◆ **Available data**
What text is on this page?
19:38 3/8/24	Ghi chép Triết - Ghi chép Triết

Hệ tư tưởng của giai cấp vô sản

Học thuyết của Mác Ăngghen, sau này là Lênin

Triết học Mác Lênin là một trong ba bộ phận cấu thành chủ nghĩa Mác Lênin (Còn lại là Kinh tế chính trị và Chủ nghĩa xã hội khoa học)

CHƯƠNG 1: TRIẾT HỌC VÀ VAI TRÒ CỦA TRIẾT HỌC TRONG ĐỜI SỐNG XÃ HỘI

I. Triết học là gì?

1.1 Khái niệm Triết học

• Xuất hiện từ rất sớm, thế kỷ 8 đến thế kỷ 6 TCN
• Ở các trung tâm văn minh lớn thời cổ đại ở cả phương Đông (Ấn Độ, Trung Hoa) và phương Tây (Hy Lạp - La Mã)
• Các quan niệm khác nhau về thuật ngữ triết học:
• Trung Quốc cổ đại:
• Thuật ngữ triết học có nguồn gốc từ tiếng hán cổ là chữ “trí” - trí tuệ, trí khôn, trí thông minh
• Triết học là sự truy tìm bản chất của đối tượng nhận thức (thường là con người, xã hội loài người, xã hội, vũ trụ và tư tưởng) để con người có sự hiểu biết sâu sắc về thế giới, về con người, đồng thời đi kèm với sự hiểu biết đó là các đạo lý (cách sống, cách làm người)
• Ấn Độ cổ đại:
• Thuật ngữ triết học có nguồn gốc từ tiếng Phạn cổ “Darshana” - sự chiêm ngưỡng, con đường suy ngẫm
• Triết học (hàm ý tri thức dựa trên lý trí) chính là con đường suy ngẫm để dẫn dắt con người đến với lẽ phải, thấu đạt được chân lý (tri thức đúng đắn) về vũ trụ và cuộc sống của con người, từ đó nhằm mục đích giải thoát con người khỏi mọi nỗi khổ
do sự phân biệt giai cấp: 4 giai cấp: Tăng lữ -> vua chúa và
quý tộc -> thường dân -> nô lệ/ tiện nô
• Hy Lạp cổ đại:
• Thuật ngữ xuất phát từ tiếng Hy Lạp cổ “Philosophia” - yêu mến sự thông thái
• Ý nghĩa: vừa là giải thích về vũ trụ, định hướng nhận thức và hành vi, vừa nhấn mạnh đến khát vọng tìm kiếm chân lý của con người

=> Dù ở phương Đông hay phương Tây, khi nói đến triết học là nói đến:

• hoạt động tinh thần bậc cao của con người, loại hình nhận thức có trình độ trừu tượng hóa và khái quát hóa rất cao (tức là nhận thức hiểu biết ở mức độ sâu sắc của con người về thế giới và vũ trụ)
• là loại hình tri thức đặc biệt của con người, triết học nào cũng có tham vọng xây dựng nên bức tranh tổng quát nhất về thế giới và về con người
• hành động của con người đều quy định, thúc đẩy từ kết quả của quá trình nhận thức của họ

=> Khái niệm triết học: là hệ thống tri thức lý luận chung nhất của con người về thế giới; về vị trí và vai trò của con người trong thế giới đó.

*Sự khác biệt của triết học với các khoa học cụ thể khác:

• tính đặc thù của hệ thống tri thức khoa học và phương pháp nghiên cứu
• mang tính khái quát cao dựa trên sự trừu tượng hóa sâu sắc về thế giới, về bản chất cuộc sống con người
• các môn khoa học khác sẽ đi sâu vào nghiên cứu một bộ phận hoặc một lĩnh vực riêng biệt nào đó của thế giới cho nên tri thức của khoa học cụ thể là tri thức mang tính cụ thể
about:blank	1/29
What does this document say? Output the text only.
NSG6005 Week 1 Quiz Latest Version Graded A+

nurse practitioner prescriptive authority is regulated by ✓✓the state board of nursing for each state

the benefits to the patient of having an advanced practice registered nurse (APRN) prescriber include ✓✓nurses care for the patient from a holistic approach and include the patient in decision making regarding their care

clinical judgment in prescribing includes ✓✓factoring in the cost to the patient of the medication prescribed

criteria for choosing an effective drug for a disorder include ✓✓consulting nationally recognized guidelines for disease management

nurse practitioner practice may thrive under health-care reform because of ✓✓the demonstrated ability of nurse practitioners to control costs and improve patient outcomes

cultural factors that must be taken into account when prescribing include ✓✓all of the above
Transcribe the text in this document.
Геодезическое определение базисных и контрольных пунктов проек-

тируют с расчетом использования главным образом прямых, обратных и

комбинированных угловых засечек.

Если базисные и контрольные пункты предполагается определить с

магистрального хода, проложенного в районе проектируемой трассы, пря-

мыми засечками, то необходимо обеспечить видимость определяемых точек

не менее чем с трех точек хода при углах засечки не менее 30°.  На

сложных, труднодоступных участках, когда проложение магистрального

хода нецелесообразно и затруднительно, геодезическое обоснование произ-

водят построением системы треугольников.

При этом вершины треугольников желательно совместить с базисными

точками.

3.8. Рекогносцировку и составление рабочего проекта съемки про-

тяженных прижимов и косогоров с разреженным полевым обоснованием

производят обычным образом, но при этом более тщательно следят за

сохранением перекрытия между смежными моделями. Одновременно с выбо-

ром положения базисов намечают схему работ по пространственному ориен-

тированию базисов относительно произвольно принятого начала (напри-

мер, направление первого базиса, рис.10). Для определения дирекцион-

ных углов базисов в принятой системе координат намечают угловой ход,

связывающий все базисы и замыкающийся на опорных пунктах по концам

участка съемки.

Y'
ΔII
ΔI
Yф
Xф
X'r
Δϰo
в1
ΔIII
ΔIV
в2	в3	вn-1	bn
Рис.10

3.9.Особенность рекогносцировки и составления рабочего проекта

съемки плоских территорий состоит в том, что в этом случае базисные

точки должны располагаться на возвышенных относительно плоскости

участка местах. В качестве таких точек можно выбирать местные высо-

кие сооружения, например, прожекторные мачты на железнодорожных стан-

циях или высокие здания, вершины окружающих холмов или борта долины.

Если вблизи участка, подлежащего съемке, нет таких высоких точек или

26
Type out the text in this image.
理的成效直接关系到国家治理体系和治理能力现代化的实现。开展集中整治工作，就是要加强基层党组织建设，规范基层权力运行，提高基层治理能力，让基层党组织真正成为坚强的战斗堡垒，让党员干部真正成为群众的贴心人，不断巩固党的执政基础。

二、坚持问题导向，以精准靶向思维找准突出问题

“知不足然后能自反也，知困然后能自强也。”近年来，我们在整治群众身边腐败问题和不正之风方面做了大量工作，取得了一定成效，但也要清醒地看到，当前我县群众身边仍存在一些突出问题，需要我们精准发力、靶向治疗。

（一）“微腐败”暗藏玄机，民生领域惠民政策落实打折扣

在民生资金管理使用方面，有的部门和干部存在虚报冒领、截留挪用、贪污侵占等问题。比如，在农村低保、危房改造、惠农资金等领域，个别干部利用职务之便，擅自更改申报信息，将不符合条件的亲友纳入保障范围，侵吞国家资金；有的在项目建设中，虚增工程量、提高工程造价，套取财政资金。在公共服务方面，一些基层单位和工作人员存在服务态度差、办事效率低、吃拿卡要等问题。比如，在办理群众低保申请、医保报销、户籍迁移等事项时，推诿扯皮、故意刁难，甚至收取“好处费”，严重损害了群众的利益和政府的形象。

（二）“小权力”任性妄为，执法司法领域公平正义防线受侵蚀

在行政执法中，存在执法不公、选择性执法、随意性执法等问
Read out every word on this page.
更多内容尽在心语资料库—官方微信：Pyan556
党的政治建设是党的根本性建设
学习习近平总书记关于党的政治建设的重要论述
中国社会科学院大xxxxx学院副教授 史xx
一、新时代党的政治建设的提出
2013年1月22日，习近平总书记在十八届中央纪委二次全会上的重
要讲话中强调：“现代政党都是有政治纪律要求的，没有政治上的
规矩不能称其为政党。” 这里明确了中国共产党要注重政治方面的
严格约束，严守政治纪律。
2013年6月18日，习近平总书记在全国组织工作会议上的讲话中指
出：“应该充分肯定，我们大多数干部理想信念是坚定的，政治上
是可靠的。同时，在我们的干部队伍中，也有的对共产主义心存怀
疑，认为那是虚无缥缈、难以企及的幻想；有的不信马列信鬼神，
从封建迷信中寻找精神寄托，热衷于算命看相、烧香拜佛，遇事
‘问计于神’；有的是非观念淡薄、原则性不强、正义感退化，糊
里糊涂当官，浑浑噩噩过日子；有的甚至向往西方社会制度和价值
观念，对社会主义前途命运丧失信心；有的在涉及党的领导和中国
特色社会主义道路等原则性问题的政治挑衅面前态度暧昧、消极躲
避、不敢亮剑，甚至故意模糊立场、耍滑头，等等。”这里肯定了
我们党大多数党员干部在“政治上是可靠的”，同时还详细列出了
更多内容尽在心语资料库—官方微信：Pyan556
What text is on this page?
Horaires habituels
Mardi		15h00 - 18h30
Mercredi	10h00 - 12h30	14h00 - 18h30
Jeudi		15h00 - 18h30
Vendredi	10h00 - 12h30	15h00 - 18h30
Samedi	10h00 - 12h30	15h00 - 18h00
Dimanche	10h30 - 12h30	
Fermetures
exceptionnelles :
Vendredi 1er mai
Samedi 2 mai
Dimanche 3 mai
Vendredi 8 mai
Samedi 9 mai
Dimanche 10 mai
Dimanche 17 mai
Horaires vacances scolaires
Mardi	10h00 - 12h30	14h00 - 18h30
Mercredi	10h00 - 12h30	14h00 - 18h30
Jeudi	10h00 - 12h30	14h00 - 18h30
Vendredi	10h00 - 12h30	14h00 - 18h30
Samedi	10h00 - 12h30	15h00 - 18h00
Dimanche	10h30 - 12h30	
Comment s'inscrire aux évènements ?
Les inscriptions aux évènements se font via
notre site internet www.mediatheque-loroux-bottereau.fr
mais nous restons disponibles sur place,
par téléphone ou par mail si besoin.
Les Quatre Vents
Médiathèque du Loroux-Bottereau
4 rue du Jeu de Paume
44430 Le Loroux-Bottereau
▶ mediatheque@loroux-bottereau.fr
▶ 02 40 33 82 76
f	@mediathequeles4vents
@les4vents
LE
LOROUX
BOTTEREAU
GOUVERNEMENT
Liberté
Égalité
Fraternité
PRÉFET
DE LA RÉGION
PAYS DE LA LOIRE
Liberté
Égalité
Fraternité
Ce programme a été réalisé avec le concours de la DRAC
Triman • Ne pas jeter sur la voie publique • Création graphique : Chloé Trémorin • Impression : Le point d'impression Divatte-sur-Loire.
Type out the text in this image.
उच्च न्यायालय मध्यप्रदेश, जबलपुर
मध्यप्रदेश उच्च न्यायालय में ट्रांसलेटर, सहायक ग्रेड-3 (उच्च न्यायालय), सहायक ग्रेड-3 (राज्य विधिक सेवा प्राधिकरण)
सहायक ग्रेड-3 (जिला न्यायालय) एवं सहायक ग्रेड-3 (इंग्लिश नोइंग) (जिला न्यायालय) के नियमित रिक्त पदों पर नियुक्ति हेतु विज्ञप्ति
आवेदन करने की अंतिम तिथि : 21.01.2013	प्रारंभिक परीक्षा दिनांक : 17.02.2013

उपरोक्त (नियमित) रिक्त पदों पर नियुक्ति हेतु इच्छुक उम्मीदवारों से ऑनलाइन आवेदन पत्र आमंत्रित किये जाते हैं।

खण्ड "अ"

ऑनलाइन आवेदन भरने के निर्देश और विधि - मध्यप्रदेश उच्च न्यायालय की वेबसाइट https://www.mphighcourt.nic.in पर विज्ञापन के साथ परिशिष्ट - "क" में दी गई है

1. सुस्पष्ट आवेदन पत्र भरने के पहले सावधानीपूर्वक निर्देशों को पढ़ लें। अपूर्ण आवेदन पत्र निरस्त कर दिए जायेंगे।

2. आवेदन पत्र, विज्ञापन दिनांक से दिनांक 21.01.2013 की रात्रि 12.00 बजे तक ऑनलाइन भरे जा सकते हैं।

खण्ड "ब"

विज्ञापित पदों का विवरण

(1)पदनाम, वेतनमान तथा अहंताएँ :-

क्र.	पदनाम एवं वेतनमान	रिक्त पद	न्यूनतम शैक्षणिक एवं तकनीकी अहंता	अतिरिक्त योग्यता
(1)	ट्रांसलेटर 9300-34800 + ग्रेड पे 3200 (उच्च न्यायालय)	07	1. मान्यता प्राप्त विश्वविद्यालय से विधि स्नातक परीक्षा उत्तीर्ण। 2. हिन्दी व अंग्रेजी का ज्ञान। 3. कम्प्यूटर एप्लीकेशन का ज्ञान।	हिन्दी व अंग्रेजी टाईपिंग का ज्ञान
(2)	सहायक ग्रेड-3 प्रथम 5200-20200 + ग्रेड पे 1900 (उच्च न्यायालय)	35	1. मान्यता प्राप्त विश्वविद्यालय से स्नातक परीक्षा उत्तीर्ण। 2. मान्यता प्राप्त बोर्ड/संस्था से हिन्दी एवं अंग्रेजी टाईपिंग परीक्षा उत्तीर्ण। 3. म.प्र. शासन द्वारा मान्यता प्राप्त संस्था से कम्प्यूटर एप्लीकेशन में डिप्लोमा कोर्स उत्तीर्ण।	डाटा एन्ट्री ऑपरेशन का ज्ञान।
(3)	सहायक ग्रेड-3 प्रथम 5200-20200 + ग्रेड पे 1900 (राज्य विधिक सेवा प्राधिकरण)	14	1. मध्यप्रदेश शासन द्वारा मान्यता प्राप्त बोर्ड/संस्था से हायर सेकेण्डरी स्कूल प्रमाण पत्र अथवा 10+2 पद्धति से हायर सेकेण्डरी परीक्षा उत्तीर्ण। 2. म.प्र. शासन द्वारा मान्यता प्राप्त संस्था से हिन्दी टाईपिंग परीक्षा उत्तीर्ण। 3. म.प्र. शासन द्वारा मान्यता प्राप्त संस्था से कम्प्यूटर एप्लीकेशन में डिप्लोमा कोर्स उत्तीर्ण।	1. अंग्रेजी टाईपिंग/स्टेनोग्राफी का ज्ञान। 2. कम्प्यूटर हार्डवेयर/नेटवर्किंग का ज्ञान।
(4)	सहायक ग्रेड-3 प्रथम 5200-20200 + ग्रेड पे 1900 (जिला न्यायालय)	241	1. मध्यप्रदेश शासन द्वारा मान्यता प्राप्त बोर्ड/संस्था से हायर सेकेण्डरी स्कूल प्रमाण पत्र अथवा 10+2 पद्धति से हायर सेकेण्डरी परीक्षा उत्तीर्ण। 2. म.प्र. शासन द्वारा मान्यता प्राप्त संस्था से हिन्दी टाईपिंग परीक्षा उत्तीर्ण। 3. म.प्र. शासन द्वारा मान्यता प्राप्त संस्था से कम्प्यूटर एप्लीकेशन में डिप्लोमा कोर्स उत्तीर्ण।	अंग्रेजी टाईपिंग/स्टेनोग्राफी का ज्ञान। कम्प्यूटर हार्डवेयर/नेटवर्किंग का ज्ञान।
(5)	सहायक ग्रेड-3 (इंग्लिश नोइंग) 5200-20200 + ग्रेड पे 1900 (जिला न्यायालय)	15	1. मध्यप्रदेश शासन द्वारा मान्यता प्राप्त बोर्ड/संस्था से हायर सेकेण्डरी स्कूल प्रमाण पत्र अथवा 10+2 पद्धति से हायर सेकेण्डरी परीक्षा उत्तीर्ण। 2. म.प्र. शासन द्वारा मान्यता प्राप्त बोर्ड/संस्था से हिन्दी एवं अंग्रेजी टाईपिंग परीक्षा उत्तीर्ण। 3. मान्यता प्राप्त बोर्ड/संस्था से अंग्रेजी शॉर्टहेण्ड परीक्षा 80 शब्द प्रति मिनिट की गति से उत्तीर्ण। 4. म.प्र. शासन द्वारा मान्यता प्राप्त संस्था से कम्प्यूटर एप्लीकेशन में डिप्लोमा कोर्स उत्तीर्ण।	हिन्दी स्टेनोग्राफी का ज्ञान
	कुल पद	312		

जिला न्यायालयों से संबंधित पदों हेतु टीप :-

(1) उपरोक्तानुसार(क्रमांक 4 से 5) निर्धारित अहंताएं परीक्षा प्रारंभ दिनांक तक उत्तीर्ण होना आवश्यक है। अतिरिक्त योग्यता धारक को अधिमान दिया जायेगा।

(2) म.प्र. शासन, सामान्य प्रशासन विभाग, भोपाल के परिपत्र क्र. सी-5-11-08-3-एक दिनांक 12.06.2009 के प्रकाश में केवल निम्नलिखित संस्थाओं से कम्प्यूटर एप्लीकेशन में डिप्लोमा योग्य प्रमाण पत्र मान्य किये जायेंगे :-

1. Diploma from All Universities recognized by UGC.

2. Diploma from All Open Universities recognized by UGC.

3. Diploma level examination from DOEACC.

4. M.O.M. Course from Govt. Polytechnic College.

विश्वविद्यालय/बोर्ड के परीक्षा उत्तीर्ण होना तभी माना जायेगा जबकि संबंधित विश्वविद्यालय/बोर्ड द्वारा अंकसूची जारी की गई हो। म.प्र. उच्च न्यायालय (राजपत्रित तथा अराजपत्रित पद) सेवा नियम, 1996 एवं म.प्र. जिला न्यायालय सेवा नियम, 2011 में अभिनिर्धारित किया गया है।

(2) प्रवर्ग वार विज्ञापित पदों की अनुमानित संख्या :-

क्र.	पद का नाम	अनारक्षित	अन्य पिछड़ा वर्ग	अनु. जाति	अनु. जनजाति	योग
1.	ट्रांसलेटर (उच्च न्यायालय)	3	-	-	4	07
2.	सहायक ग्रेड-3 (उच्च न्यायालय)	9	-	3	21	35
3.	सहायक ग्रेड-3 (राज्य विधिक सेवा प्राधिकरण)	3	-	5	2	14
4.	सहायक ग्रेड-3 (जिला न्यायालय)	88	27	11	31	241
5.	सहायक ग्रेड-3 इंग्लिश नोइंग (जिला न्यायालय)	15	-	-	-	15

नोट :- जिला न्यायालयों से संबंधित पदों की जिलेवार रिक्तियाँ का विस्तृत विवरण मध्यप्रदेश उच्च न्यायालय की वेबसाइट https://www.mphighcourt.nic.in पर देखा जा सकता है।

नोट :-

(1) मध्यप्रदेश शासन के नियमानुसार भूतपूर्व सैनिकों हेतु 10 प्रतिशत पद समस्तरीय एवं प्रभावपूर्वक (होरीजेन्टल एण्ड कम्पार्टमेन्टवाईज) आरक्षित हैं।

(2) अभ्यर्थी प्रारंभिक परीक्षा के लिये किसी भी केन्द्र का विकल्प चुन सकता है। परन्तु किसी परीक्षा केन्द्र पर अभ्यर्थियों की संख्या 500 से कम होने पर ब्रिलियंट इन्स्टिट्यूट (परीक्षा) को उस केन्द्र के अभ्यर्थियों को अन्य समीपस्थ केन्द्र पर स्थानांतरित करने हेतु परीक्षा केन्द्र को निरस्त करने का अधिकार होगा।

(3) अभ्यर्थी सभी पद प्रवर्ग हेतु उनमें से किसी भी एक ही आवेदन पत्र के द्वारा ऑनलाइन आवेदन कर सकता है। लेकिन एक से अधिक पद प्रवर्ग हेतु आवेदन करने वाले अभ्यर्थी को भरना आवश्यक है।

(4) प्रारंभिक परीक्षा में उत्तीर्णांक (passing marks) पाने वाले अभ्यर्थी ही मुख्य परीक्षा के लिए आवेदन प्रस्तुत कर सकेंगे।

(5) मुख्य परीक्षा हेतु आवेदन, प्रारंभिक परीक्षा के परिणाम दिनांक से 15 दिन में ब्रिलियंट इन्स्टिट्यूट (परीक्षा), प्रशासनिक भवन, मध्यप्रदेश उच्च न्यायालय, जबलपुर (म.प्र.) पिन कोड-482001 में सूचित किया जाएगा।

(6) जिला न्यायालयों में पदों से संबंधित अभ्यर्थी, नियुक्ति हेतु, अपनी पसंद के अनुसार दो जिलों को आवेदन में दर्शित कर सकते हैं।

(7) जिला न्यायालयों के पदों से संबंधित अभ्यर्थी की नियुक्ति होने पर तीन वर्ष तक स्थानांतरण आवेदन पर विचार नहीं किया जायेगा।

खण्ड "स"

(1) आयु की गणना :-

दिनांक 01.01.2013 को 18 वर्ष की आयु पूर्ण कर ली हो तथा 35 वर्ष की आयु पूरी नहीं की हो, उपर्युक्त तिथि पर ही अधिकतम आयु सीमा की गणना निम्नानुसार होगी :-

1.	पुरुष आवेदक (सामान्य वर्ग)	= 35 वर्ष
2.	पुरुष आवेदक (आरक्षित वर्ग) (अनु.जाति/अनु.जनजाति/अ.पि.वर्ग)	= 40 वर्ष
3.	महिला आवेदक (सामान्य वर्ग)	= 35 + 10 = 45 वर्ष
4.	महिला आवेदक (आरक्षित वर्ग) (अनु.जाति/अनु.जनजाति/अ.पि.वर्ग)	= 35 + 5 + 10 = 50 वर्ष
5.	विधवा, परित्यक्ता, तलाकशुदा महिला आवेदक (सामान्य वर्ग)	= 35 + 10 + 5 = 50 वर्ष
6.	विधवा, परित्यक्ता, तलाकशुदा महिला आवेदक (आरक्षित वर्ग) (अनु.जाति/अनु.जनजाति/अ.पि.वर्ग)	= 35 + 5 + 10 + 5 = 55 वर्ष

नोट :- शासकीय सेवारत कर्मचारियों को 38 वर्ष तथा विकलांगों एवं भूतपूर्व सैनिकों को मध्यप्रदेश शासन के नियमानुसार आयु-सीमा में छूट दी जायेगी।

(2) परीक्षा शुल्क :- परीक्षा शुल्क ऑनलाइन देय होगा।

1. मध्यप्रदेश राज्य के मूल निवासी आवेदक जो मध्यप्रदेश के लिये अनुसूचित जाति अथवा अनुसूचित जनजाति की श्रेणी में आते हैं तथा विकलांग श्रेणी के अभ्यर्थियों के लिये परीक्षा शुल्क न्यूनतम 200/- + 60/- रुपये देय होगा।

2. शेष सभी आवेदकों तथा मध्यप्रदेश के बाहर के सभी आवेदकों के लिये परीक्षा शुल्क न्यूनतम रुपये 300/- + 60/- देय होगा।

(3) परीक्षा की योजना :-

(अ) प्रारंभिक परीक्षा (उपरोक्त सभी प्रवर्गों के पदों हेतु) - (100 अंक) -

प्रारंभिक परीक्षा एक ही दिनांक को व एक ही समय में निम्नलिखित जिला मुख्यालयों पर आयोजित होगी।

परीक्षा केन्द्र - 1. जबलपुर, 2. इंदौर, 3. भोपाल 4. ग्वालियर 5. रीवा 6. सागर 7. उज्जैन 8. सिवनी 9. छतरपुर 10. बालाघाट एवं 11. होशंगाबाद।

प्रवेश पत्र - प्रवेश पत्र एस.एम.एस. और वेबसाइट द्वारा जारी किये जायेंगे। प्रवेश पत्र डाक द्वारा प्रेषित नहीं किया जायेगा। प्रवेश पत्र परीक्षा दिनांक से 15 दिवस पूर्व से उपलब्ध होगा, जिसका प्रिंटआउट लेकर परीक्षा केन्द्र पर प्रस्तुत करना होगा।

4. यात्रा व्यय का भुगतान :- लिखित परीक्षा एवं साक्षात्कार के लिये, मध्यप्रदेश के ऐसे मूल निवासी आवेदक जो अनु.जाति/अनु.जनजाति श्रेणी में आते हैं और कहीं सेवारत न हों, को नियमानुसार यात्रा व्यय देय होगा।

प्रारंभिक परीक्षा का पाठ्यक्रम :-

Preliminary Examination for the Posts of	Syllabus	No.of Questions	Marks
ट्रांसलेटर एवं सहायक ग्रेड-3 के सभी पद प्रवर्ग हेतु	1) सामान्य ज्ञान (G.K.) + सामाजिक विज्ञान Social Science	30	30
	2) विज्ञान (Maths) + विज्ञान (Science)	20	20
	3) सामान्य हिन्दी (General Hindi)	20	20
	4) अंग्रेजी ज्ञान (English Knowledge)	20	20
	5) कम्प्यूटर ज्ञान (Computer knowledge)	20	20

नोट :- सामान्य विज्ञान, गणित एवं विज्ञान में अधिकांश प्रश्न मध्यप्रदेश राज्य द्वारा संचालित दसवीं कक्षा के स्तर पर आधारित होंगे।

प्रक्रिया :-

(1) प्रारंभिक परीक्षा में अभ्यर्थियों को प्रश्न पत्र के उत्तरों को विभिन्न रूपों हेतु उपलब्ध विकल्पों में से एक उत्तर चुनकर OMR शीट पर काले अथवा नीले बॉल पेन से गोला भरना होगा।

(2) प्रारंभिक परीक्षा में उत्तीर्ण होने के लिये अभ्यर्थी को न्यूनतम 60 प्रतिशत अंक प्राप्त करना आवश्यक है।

◆ **Task details**
Go through the lines above. Select every one that has the string "thống".

◆ **Result of this exercise**
=> Khái niệm triết học: là hệ thống tri thức lý luận chung nhất của con người về thế giới; về vị trí và vai trò của con người trong thế giới đó.
• tính đặc thù của hệ thống tri thức khoa học và phương pháp nghiên cứu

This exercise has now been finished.